Brano proposto ->
▶
L’ultimo dei berlusconiani


Leggendo un articolo sul Corriere, mi e’ venuto in mente quando, non molto tempo fa, una persona che conosco, un avvocato che ha sempre votato per Berlusconi, si lamentava della tracciabilita’ del denaro a 3600 euro, ritenendo tale misura illiberale e di stampo totalitario. Che cosa dira’ adesso che e’ stata ulteriormente abbassata a 2500 euro? E soprattutto cosa fara’ quando (se come prevedo verra’ progressivamente portata ancor piu’ verso il basso) persino per comprare un chilo di patate la gente dovra’ portarsi dietro il codice fiscale?

Con chi se la prendera’ l’amico avvocato? Con Prodi? Con Visco? Con Padoa Schioppa? Con i sindacati? Con i comunisti? Con i cinesi? Con i talebani? Con gli alieni? Con tutti quei feticci che nelle teste dei piu’ ferventi berlusconiani rappresentano “il peggio”, allo stesso modo di come Emmanuel Goldstein lo rappresenta nell’indimenticabile romanzo di Orwell?


A settembre, al ritorno dalle “magre” vacanze (per i fortunati che quest’anno le hanno potute fare), le persone comuni, quelle che non possono andare a pranzare nel ristorante di Montecitorio, si ritroveranno nuovamente alle prese con il problema di come riuscire a campare, tirando avanti alla meno peggio, se non addirittura a sopravvivere.
◀
Prosegui il brano sulla tracciabilità del denaro e sugli elettori di Berlusconi, riprendendo subito dopo la sua ultima frase.

Dati registrati ->
▶
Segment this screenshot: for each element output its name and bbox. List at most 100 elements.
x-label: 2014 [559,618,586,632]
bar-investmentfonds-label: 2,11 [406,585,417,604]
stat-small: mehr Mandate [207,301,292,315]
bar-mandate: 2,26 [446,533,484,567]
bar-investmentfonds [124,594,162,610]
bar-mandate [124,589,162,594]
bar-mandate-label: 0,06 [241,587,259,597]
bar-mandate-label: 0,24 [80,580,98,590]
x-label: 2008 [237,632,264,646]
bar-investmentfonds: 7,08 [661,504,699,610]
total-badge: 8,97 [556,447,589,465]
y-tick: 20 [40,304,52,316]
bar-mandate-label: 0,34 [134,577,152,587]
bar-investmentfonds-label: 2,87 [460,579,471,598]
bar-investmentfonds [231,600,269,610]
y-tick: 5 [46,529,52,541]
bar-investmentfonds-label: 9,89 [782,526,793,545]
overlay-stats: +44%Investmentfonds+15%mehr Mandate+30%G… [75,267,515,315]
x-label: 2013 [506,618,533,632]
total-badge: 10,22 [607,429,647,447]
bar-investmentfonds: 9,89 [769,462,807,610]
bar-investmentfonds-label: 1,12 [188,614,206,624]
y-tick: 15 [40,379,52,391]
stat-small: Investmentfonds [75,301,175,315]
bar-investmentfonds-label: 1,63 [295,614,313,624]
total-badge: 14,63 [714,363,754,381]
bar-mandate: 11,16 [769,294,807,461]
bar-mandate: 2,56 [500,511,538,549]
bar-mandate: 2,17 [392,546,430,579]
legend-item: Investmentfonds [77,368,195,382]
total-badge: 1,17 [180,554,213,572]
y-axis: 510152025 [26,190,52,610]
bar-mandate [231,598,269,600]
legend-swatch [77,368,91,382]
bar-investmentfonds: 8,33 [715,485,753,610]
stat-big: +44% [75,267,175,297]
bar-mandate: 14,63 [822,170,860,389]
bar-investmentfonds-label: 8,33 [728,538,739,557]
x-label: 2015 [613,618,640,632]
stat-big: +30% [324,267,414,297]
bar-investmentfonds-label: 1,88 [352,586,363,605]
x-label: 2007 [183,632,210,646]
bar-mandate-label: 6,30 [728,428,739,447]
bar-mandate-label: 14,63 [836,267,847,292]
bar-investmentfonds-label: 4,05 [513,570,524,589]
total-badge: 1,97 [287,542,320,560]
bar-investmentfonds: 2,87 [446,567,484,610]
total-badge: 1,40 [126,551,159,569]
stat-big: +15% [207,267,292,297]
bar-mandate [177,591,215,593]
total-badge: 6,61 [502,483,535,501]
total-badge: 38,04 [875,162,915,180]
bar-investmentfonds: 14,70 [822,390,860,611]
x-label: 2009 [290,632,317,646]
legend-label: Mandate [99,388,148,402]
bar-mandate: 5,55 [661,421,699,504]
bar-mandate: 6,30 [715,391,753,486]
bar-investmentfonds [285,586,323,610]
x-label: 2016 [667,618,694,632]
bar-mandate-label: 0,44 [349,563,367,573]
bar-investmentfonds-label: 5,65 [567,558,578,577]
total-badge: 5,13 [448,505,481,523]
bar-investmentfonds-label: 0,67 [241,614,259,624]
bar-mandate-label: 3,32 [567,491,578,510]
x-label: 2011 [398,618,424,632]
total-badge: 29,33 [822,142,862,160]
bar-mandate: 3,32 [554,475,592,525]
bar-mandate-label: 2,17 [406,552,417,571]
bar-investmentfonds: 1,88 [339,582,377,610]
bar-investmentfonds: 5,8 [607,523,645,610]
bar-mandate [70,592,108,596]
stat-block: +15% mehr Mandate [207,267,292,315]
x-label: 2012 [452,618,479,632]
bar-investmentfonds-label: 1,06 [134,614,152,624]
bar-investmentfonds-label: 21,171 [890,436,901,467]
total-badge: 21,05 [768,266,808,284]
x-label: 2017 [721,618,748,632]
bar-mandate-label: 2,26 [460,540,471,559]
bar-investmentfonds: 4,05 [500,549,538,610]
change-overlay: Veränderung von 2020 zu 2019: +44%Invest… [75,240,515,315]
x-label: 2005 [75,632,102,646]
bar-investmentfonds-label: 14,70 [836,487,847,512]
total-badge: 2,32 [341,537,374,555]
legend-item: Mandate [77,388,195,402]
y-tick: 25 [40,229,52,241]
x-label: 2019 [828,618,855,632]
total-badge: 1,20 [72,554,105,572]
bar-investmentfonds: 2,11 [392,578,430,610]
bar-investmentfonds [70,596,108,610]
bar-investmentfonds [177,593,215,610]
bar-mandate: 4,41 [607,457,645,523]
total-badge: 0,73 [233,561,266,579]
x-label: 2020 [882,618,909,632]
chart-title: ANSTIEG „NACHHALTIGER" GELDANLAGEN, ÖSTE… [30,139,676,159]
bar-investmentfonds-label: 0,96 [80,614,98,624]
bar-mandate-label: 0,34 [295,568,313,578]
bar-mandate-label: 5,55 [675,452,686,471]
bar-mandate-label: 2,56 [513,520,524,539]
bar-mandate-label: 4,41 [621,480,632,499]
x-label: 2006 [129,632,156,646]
◀
Svolgimento ->
Molti che si saranno aggiunti a quella schiera ormai vastissima fatta di precari e di disoccupati, si chiederanno come tutto cio’ sia potuto accadere anche a loro che fino a ieri avevano un lavoro sicuro, un’aziendina che funzionava, una pensione decorosa, una piccola rendita con la quale riuscivano almeno a pagare le bollette e capiranno che da domani saranno costretti a ridimensionare drasticamente il proprio stile di vita. In peggio.

Tasse sempre piu’ alte vogliono dire meno redditi a disposizione, quindi meno consumi, percio’ meno produzione e meno entrate per l’erario. E alla fine lo stato, per incamerare i soldi per pagare il debito pubblico, deve imporre tasse sempre piu’ alte. Ed ecco innescato il tipico “circolo vizioso” di cui parlavo proprio QUI. Come previsto, fra l’altro, la crisi non avendo piu’ niente da divorare in basso, si sta propagando verso l’alto, accellerando ed inasprendosi via via che ci si avvicina al punto di rottura sociale: una deflagrazione che prima o poi avverra’.

Sono certa che fra non molto non si sentiranno piu’ al sicuro neppure coloro che fino a ieri credevano di essere assolutamente invulnerabili. Quelli che hanno sempre creduto alle promesse del cavaliere. Quelli che dall’alto dei loro balconi fioriti si divertivano a sputare noccioli e disprezzo sulla massa di pezzenti giu’ in strada, ritenendoli dei coglioni invidiosi che nella vita non avevano capito nulla.

Alla luce di tutto cio’ mi chiedo: chi vorra’ passare alla Storia come “l’ultimo dei berlusconiani” quando, ormai, al piu’ grande Presidente del Consiglio degli ultimi 150 anni non credono piu’ neppure i suoi fedelissimi scagnozzi? Anzi, loro non gli credono piu’ gia’ da molto tempo, e probabilmente non gli hanno mai creduto.